* _Do this_:
Tally the lines that contain "title" and report the total alone.

(Records excerpted from a collection)

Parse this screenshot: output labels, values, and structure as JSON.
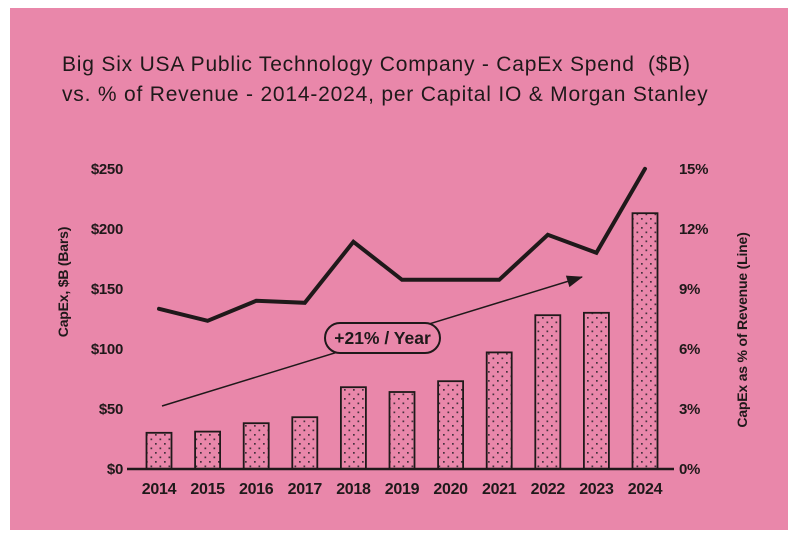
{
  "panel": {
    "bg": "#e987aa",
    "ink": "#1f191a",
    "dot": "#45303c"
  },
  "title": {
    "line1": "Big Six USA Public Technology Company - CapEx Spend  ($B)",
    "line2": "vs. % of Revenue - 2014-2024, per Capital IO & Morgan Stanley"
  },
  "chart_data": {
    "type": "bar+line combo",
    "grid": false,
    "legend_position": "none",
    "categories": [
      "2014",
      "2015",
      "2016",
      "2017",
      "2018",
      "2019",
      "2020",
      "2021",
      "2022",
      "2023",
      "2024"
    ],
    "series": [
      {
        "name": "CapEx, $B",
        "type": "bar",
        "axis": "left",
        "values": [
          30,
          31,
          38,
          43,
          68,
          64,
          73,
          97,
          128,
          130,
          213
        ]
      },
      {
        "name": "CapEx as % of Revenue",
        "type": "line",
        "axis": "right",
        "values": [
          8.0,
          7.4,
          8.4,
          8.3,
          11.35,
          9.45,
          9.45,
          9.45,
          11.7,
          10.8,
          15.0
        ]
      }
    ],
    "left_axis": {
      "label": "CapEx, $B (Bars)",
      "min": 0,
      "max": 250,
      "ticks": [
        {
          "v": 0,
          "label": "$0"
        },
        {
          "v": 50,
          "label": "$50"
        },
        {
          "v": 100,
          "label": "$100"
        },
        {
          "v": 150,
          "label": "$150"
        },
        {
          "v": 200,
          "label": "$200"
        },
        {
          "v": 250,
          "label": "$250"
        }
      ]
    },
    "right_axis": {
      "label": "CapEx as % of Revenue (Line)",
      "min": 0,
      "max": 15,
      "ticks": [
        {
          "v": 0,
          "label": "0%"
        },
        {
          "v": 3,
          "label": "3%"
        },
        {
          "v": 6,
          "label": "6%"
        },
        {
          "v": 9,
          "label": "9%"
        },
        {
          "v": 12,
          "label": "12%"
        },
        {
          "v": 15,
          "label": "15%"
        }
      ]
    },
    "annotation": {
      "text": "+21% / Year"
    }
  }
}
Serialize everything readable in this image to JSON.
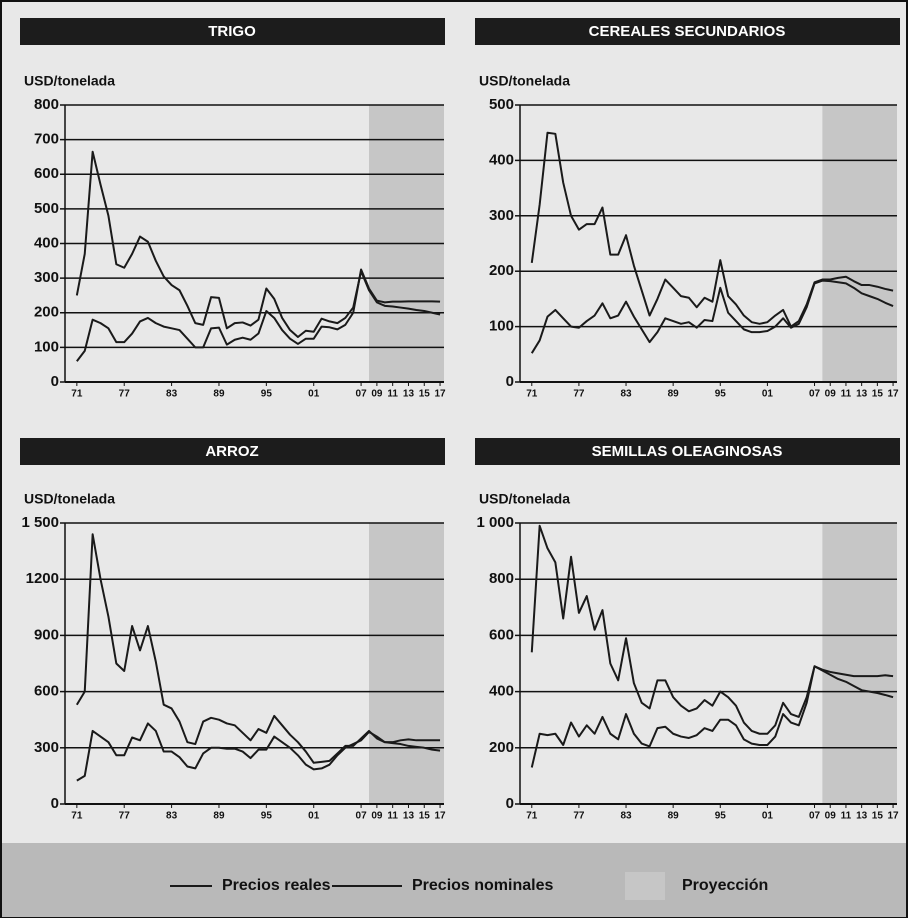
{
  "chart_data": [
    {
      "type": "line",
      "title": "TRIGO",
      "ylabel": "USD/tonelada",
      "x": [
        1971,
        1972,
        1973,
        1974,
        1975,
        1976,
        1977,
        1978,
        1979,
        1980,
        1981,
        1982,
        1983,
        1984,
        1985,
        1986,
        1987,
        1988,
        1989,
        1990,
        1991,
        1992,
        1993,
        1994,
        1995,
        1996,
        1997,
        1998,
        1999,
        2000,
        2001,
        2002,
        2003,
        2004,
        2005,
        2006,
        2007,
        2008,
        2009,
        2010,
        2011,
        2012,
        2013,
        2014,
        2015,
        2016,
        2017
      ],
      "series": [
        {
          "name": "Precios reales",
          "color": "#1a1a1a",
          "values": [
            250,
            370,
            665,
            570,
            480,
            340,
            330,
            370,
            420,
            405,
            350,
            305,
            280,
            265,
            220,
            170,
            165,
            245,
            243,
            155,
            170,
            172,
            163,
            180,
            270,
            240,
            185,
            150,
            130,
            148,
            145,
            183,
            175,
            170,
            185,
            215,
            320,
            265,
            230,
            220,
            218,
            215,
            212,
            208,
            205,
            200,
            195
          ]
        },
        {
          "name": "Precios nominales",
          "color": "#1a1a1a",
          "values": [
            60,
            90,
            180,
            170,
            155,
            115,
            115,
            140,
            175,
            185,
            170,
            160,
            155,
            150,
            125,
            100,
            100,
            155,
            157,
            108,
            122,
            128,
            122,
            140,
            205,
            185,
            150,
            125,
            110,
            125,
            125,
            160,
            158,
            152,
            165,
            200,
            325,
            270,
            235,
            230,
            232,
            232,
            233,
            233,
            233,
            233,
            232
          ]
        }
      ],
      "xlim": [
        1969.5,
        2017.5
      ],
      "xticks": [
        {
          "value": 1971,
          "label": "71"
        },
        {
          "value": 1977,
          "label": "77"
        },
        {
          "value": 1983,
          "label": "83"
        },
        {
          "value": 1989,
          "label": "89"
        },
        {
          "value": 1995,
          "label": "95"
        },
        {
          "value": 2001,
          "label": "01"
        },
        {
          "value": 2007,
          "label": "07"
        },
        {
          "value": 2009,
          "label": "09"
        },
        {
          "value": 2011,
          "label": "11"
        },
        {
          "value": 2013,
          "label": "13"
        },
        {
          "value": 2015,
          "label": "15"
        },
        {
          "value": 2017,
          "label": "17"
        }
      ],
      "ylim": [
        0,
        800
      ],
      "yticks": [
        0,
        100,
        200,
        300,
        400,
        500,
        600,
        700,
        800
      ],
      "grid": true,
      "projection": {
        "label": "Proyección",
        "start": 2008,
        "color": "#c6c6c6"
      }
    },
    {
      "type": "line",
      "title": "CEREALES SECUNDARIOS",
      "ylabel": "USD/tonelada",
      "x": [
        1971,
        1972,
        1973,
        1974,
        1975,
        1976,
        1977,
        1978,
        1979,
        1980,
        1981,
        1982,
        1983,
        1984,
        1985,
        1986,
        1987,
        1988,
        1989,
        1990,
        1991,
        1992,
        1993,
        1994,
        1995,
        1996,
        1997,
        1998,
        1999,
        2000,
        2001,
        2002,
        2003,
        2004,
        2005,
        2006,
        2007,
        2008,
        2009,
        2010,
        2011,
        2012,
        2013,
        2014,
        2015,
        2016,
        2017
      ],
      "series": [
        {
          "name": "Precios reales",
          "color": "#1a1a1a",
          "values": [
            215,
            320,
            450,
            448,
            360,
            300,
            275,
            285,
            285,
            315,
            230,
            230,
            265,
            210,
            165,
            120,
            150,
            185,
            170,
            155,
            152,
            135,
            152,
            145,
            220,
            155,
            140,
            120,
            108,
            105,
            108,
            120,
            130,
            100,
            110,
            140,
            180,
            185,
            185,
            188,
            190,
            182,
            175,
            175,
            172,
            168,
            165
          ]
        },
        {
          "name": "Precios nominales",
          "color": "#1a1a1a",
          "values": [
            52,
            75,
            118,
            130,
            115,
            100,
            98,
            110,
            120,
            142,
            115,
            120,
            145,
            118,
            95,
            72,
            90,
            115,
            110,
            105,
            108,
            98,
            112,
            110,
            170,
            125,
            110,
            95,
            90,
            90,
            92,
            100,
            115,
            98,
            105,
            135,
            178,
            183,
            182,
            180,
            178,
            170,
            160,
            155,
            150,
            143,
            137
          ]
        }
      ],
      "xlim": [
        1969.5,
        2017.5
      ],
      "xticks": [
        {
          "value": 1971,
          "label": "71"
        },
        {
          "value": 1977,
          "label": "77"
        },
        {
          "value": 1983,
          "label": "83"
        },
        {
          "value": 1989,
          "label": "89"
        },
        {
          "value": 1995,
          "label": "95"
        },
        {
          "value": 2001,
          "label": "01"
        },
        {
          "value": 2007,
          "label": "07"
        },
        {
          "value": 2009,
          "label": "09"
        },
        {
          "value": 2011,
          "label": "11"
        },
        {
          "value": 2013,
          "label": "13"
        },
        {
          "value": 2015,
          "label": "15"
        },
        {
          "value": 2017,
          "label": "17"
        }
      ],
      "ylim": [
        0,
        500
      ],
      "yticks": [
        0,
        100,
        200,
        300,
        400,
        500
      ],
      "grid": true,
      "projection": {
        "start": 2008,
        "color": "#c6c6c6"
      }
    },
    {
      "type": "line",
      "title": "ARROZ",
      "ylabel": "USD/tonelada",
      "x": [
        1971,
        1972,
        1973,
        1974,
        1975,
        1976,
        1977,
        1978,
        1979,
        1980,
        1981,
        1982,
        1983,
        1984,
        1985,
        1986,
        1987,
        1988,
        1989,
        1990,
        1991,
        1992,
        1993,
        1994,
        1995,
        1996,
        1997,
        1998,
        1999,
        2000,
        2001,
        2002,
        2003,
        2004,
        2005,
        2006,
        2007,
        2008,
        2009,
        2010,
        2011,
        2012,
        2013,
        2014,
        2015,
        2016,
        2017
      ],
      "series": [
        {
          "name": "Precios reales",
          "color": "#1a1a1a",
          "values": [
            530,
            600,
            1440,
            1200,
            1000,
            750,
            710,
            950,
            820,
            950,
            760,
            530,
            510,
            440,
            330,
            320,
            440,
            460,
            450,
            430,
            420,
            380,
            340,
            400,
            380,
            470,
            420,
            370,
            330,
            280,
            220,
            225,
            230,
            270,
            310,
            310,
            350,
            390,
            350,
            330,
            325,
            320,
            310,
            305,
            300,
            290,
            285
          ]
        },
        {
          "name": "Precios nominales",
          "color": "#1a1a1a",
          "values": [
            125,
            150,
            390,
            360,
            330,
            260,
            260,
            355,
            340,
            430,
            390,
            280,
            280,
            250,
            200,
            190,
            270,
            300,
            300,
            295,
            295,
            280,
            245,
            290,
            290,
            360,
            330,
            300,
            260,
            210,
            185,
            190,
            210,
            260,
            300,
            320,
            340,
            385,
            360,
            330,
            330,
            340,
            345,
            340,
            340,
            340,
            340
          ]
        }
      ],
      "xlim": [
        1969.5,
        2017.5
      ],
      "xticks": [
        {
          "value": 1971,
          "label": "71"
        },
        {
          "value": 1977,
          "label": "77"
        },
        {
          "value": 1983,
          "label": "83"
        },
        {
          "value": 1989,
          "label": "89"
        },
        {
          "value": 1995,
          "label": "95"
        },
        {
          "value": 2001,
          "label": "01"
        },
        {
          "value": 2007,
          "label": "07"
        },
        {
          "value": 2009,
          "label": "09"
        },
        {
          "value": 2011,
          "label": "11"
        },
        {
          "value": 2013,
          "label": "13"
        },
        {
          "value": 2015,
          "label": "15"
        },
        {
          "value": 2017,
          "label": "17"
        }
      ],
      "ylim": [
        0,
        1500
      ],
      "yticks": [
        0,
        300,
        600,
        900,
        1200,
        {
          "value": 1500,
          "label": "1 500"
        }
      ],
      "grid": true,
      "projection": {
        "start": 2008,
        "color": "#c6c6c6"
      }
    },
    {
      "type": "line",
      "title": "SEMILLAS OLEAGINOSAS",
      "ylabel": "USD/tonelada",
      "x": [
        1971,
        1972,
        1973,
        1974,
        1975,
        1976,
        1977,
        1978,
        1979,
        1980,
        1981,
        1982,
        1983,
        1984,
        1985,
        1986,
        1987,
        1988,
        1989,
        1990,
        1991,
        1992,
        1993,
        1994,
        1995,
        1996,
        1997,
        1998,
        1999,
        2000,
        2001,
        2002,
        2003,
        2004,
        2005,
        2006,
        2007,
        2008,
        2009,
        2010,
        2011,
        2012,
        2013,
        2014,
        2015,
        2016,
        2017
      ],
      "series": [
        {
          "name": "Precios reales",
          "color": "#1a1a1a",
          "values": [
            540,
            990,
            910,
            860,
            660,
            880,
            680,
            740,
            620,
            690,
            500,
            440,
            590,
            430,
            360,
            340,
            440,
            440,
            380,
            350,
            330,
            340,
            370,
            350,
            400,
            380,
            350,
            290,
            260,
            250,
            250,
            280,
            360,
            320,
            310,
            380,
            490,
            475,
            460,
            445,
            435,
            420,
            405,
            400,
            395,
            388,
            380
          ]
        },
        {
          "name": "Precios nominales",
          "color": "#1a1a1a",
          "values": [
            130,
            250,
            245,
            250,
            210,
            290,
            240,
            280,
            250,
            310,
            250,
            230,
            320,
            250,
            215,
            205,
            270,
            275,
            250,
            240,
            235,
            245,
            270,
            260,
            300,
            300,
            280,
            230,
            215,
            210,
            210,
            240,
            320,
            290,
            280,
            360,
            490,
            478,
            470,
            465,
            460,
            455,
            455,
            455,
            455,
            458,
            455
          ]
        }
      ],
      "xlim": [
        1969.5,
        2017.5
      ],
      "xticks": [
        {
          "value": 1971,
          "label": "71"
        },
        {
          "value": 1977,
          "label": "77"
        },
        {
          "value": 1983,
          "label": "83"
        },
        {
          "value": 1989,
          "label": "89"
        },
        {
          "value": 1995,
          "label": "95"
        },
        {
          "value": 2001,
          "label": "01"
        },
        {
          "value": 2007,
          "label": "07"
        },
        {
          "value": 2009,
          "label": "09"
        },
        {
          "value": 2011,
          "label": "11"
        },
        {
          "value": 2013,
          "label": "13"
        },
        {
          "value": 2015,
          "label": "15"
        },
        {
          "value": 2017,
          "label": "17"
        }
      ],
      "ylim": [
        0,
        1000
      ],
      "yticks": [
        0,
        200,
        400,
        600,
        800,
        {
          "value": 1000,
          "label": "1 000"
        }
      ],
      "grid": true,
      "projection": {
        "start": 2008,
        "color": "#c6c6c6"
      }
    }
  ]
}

---

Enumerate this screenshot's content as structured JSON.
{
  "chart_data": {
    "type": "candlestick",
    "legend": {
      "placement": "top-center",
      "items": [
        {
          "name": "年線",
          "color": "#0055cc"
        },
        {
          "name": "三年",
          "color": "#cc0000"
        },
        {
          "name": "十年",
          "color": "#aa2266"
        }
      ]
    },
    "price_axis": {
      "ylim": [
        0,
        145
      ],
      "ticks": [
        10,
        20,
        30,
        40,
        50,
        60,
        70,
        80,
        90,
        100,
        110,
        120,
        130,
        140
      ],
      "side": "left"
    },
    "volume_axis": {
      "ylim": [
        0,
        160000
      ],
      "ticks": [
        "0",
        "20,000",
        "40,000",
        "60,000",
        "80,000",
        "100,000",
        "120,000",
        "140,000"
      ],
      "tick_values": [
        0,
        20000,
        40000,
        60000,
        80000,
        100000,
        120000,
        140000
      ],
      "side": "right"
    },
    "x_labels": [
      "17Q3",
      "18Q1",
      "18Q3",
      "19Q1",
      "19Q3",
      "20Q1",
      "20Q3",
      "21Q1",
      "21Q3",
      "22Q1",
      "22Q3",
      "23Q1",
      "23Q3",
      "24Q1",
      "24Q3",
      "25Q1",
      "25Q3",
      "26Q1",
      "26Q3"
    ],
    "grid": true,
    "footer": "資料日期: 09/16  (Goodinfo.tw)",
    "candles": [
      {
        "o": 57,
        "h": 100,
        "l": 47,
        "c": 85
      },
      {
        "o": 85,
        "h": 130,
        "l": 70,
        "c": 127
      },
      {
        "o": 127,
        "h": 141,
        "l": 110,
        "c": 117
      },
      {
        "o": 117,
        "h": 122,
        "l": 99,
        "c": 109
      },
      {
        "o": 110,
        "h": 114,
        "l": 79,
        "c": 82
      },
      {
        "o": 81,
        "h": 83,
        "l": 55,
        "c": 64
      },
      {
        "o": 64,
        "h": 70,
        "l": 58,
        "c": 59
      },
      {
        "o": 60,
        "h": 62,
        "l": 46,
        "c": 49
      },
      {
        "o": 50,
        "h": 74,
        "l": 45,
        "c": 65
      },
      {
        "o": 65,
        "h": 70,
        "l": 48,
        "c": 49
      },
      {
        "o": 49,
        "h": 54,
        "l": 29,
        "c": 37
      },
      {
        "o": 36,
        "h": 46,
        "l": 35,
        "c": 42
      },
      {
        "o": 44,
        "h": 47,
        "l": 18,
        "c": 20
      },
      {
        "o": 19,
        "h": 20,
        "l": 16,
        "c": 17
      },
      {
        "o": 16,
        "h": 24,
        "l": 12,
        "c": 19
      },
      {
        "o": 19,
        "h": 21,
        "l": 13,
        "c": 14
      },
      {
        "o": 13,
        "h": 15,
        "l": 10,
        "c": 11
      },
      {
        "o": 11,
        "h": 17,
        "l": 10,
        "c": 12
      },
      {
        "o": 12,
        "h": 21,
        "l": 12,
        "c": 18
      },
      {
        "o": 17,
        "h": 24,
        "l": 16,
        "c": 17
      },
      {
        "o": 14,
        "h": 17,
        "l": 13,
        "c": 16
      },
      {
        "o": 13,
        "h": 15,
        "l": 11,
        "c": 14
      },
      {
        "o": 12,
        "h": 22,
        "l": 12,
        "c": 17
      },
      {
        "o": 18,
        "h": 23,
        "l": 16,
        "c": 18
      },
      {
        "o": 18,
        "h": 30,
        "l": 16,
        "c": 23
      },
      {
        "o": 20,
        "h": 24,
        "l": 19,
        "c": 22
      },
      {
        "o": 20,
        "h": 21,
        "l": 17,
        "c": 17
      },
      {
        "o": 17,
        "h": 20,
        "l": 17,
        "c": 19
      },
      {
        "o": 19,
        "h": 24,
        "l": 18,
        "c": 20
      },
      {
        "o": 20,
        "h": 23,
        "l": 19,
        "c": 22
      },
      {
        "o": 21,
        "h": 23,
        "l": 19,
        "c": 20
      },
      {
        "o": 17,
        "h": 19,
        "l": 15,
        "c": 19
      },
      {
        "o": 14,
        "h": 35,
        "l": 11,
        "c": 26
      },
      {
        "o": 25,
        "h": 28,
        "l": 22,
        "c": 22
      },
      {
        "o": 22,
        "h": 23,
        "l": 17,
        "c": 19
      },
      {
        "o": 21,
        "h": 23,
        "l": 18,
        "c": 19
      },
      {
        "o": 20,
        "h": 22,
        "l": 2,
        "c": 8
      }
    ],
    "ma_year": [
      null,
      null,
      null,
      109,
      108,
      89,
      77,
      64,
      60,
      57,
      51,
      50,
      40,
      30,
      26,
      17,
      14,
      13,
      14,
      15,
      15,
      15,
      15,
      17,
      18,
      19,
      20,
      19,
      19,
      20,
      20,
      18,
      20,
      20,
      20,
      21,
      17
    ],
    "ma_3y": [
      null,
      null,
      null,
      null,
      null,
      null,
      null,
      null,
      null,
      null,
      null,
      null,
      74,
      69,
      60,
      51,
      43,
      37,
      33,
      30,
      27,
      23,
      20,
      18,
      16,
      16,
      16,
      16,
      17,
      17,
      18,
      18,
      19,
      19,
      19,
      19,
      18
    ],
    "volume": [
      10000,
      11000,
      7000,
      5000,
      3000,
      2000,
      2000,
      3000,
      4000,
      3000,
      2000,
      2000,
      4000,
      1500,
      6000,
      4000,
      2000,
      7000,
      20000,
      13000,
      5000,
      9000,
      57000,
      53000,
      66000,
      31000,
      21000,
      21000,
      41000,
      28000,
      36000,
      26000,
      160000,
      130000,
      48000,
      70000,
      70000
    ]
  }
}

* _Task solution_:
5